■ **YOUR TASK**: Take each line that has the word "Plot" and return it.

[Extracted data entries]
————————
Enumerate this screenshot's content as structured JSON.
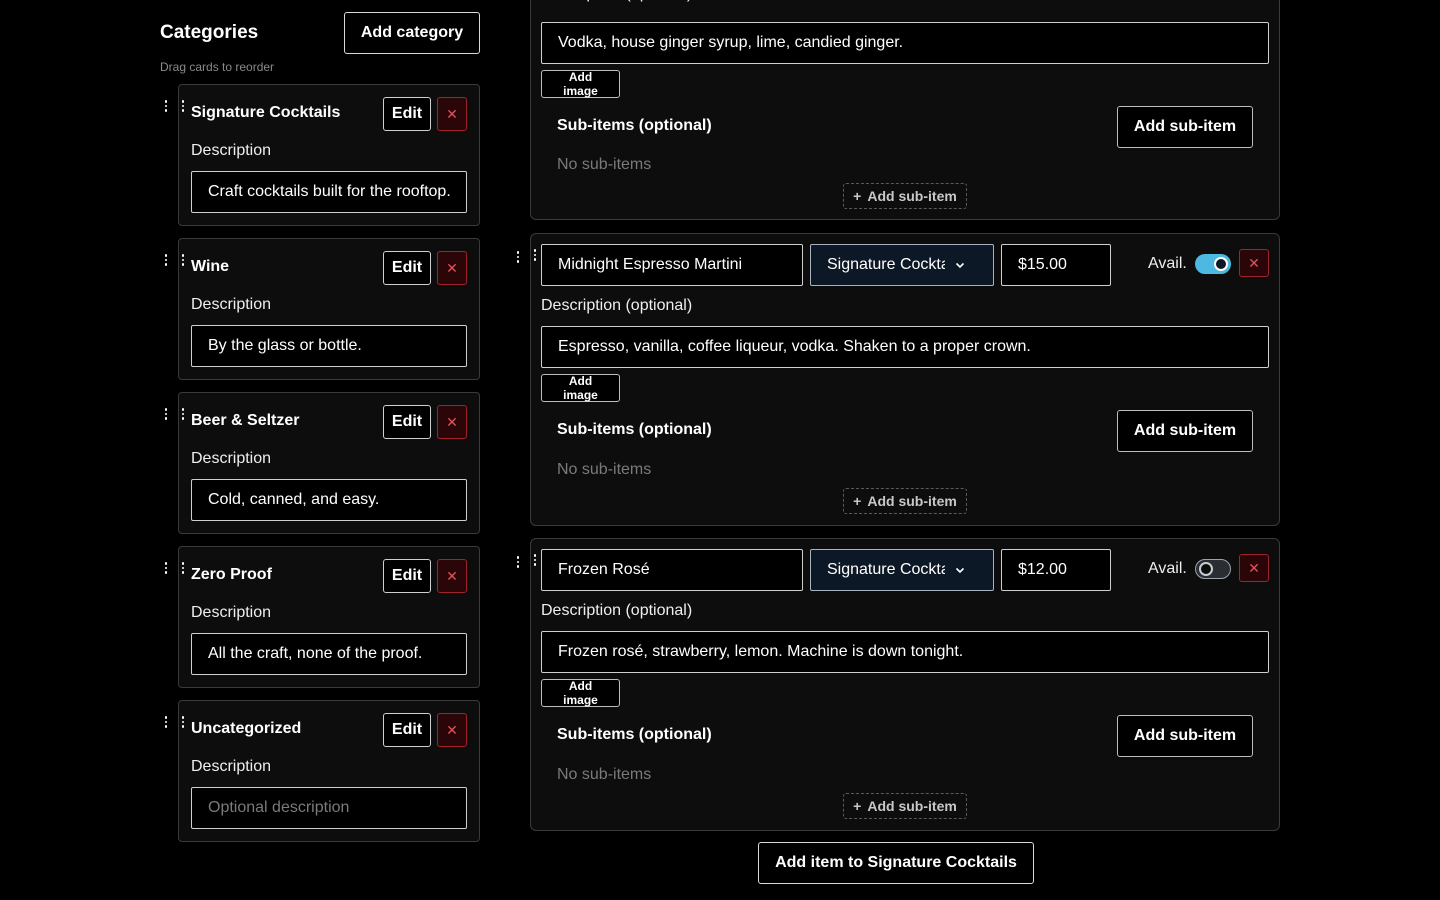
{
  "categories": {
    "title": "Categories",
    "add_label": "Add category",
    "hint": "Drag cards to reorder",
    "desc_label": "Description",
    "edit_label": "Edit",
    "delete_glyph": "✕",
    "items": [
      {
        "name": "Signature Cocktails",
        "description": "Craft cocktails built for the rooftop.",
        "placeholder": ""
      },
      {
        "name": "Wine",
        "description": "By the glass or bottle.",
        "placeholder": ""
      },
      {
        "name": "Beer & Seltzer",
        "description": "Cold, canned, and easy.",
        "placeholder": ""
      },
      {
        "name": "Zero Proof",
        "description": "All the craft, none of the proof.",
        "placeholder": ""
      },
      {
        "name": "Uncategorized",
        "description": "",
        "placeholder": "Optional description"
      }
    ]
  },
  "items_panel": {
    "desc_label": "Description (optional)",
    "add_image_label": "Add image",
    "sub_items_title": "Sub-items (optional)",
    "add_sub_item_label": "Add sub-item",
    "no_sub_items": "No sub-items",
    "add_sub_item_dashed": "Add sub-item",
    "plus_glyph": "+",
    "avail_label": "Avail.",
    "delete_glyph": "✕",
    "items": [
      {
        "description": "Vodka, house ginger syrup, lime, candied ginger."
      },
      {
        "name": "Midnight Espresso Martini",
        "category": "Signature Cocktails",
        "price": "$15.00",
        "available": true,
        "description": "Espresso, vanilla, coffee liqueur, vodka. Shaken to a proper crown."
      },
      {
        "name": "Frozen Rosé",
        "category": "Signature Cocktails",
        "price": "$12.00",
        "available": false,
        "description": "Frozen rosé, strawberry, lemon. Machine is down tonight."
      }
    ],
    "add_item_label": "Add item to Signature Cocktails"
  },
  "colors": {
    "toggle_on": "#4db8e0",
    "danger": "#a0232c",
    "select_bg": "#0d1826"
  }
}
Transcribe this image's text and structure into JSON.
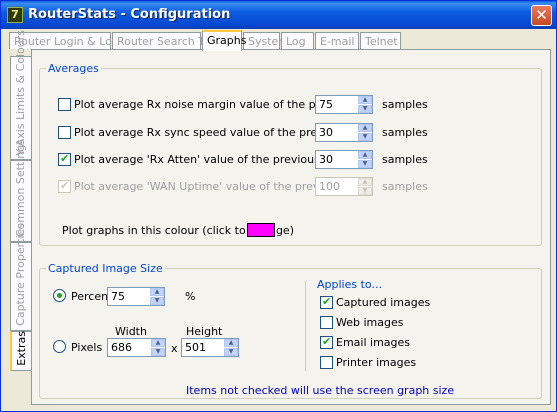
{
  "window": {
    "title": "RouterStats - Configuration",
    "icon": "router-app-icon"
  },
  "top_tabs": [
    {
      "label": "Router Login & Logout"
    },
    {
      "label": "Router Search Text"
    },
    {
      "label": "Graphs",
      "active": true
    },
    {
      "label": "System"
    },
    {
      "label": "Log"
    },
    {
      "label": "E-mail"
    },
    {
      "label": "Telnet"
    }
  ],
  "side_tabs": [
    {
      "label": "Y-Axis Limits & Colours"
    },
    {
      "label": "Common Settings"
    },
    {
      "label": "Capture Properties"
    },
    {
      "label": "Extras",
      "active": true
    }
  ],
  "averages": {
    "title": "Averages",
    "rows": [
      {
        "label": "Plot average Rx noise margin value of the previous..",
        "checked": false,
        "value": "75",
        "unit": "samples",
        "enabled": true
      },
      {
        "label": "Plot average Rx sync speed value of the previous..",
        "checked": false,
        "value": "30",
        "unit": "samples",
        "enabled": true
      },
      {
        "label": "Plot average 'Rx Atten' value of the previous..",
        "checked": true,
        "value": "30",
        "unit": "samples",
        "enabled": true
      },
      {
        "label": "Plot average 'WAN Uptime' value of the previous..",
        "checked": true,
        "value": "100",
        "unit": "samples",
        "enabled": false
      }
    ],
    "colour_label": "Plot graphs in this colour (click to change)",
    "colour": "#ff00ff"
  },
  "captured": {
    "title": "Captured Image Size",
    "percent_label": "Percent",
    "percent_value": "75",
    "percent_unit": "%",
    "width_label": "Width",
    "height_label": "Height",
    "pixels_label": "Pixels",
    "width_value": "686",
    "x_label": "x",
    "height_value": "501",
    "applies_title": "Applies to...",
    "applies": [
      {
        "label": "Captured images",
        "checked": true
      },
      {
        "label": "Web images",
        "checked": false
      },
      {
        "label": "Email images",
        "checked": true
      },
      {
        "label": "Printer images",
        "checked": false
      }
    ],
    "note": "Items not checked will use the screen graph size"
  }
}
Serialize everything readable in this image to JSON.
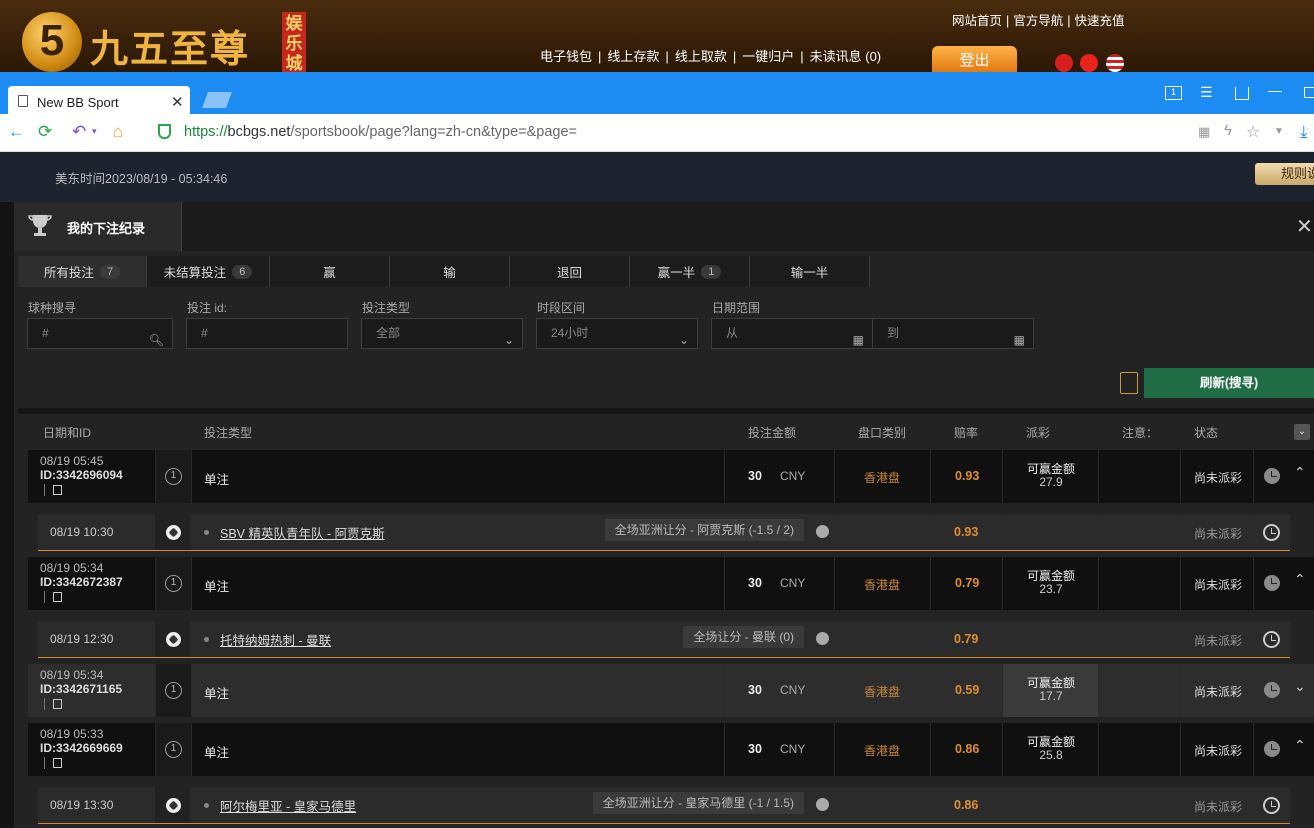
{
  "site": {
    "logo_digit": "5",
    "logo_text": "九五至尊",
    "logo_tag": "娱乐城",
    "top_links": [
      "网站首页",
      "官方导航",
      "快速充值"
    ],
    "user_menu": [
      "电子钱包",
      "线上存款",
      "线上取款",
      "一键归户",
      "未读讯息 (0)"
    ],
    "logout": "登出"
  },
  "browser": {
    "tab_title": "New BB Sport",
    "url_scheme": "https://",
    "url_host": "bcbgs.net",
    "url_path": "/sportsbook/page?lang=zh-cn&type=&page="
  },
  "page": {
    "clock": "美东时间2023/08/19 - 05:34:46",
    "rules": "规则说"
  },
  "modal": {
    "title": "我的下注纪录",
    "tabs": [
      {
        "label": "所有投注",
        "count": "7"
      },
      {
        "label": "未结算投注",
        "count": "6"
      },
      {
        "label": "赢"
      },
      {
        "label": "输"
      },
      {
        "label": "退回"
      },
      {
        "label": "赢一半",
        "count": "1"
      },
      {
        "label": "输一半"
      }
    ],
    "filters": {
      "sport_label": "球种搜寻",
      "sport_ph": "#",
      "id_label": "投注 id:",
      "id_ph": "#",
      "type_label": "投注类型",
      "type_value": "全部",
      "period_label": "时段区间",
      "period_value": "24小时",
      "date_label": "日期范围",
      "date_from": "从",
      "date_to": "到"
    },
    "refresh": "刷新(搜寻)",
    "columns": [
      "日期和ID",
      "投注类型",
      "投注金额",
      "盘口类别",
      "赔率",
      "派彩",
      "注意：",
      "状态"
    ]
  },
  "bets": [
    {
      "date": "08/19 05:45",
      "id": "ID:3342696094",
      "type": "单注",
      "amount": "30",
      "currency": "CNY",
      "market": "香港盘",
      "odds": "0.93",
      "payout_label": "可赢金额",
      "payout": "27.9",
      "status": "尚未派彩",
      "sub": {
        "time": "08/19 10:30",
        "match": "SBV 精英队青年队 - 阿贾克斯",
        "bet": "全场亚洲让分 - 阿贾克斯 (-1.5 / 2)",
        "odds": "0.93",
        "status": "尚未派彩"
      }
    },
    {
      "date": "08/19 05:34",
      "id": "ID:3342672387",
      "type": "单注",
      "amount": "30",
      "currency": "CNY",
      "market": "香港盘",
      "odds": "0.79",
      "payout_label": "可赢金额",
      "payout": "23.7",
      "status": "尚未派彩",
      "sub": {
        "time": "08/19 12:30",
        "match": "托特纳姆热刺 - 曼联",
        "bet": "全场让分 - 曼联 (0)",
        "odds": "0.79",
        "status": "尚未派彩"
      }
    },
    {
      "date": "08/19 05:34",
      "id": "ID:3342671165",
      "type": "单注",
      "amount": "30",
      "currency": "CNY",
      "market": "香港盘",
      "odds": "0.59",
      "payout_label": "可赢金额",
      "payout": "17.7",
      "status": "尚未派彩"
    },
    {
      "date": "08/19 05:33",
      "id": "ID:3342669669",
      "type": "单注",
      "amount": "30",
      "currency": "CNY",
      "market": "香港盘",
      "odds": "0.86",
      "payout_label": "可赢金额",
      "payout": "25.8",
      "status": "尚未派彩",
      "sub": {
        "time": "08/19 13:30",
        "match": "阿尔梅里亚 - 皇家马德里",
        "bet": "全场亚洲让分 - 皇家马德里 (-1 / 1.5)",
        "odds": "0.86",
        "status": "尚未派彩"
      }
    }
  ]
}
————————
■ **RESULT OF THE TASK**:
        "label": "Plot average Rx noise margin value of the previous..",
        "label": "Plot average Rx sync speed value of the previous..",
        "label": "Plot average 'Rx Atten' value of the previous..",
        "label": "Plot average 'WAN Uptime' value of the previous..",
    "colour_label": "Plot graphs in this colour (click to change)",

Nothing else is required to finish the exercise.